### EXCERPTED RECORDS
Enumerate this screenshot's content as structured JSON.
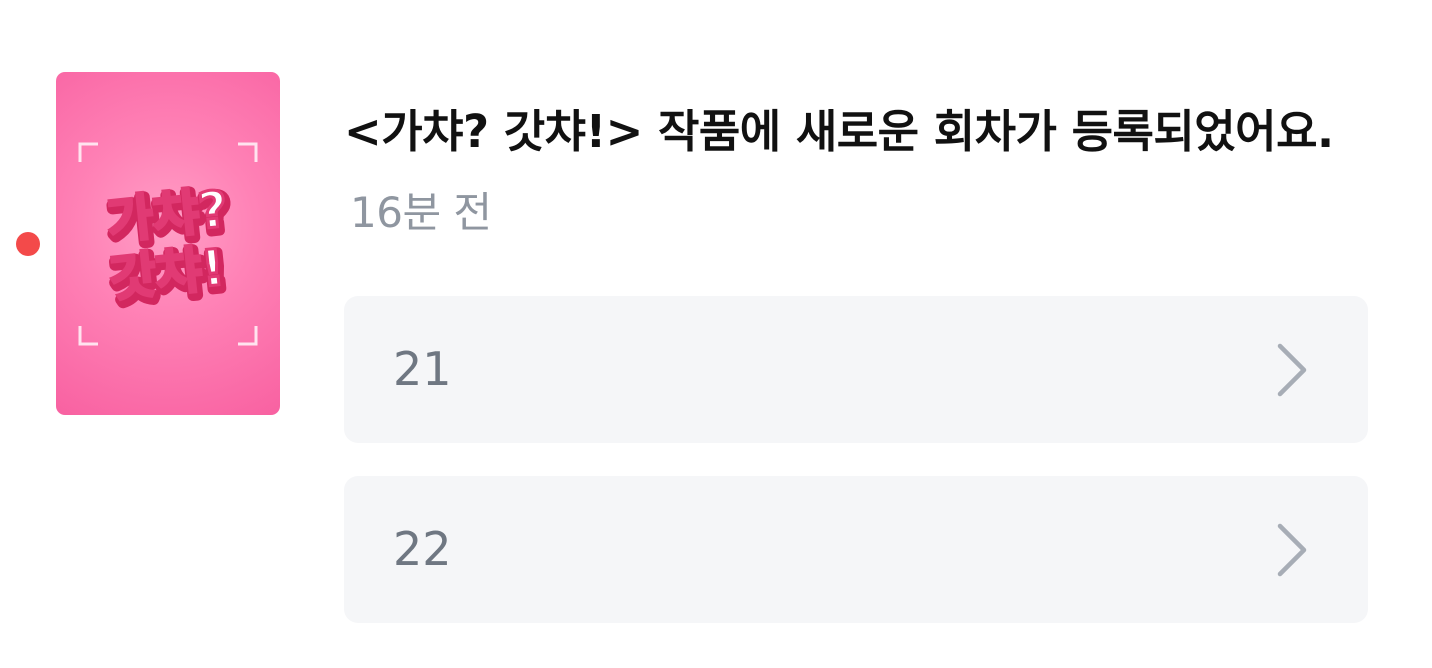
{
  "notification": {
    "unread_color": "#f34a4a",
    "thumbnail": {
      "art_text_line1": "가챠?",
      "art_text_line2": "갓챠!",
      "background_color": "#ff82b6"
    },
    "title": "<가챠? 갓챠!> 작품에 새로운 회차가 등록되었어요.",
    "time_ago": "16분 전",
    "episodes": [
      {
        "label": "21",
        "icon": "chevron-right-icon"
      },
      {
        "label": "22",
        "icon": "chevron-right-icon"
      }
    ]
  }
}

### SHORT EXERCISE
Repeat the material above in full and unchanged, minus its images.

### CORRECT RESPONSE
Enumerate this screenshot's content as structured JSON.
{
  "notification": {
    "unread_color": "#f34a4a",
    "thumbnail": {
      "art_text_line1": "가챠?",
      "art_text_line2": "갓챠!",
      "background_color": "#ff82b6"
    },
    "title": "<가챠? 갓챠!> 작품에 새로운 회차가 등록되었어요.",
    "time_ago": "16분 전",
    "episodes": [
      {
        "label": "21",
        "icon": "chevron-right-icon"
      },
      {
        "label": "22",
        "icon": "chevron-right-icon"
      }
    ]
  }
}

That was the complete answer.